> Short problem: Please give the data below again in full, exactly as it stands.

> Given entries:

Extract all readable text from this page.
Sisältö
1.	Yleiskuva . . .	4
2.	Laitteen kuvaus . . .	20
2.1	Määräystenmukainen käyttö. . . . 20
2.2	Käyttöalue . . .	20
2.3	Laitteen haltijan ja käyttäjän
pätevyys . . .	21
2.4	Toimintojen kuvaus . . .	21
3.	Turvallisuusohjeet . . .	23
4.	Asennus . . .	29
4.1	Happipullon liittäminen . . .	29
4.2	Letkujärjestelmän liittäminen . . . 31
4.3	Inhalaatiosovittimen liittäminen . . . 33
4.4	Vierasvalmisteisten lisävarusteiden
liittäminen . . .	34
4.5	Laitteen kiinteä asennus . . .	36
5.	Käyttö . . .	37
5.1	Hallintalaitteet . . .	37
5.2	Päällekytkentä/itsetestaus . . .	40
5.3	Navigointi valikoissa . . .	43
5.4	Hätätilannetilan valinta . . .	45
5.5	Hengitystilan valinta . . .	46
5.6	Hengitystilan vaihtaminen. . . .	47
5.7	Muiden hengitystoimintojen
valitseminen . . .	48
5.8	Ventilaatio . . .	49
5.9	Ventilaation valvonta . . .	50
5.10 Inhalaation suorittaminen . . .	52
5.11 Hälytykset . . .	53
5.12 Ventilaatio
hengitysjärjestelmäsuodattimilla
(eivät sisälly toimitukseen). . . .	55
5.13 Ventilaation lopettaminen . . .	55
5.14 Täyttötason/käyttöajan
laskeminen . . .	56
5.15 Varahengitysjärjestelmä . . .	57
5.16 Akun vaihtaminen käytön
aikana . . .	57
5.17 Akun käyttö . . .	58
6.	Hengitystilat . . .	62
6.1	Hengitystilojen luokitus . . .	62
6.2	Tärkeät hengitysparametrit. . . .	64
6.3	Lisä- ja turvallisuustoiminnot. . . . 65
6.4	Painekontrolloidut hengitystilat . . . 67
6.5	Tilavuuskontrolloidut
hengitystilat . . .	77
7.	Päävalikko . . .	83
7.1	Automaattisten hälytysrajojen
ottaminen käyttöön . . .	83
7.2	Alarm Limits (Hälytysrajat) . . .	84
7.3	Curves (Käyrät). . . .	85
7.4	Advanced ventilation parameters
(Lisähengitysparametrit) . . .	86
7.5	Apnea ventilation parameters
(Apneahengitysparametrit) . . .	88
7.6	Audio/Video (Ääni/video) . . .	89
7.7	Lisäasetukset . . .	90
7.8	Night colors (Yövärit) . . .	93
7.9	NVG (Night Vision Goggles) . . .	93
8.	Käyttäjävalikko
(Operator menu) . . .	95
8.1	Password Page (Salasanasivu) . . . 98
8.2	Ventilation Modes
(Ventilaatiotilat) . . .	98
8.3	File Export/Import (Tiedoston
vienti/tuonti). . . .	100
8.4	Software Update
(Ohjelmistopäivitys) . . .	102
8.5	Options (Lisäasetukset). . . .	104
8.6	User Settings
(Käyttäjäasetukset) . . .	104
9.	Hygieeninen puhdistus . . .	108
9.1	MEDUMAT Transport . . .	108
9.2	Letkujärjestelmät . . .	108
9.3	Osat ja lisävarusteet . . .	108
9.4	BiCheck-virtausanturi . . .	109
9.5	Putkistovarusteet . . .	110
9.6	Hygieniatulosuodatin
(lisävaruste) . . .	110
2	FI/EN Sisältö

> Exercise output:
Extract all readable text from this page.
Sisältö
1.	Yleiskuva . . .	4
2.	Laitteen kuvaus . . .	20
2.1	Määräystenmukainen käyttö. . . . 20
2.2	Käyttöalue . . .	20
2.3	Laitteen haltijan ja käyttäjän
pätevyys . . .	21
2.4	Toimintojen kuvaus . . .	21
3.	Turvallisuusohjeet . . .	23
4.	Asennus . . .	29
4.1	Happipullon liittäminen . . .	29
4.2	Letkujärjestelmän liittäminen . . . 31
4.3	Inhalaatiosovittimen liittäminen . . . 33
4.4	Vierasvalmisteisten lisävarusteiden
liittäminen . . .	34
4.5	Laitteen kiinteä asennus . . .	36
5.	Käyttö . . .	37
5.1	Hallintalaitteet . . .	37
5.2	Päällekytkentä/itsetestaus . . .	40
5.3	Navigointi valikoissa . . .	43
5.4	Hätätilannetilan valinta . . .	45
5.5	Hengitystilan valinta . . .	46
5.6	Hengitystilan vaihtaminen. . . .	47
5.7	Muiden hengitystoimintojen
valitseminen . . .	48
5.8	Ventilaatio . . .	49
5.9	Ventilaation valvonta . . .	50
5.10 Inhalaation suorittaminen . . .	52
5.11 Hälytykset . . .	53
5.12 Ventilaatio
hengitysjärjestelmäsuodattimilla
(eivät sisälly toimitukseen). . . .	55
5.13 Ventilaation lopettaminen . . .	55
5.14 Täyttötason/käyttöajan
laskeminen . . .	56
5.15 Varahengitysjärjestelmä . . .	57
5.16 Akun vaihtaminen käytön
aikana . . .	57
5.17 Akun käyttö . . .	58
6.	Hengitystilat . . .	62
6.1	Hengitystilojen luokitus . . .	62
6.2	Tärkeät hengitysparametrit. . . .	64
6.3	Lisä- ja turvallisuustoiminnot. . . . 65
6.4	Painekontrolloidut hengitystilat . . . 67
6.5	Tilavuuskontrolloidut
hengitystilat . . .	77
7.	Päävalikko . . .	83
7.1	Automaattisten hälytysrajojen
ottaminen käyttöön . . .	83
7.2	Alarm Limits (Hälytysrajat) . . .	84
7.3	Curves (Käyrät). . . .	85
7.4	Advanced ventilation parameters
(Lisähengitysparametrit) . . .	86
7.5	Apnea ventilation parameters
(Apneahengitysparametrit) . . .	88
7.6	Audio/Video (Ääni/video) . . .	89
7.7	Lisäasetukset . . .	90
7.8	Night colors (Yövärit) . . .	93
7.9	NVG (Night Vision Goggles) . . .	93
8.	Käyttäjävalikko
(Operator menu) . . .	95
8.1	Password Page (Salasanasivu) . . . 98
8.2	Ventilation Modes
(Ventilaatiotilat) . . .	98
8.3	File Export/Import (Tiedoston
vienti/tuonti). . . .	100
8.4	Software Update
(Ohjelmistopäivitys) . . .	102
8.5	Options (Lisäasetukset). . . .	104
8.6	User Settings
(Käyttäjäasetukset) . . .	104
9.	Hygieeninen puhdistus . . .	108
9.1	MEDUMAT Transport . . .	108
9.2	Letkujärjestelmät . . .	108
9.3	Osat ja lisävarusteet . . .	108
9.4	BiCheck-virtausanturi . . .	109
9.5	Putkistovarusteet . . .	110
9.6	Hygieniatulosuodatin
(lisävaruste) . . .	110
2	FI/EN Sisältö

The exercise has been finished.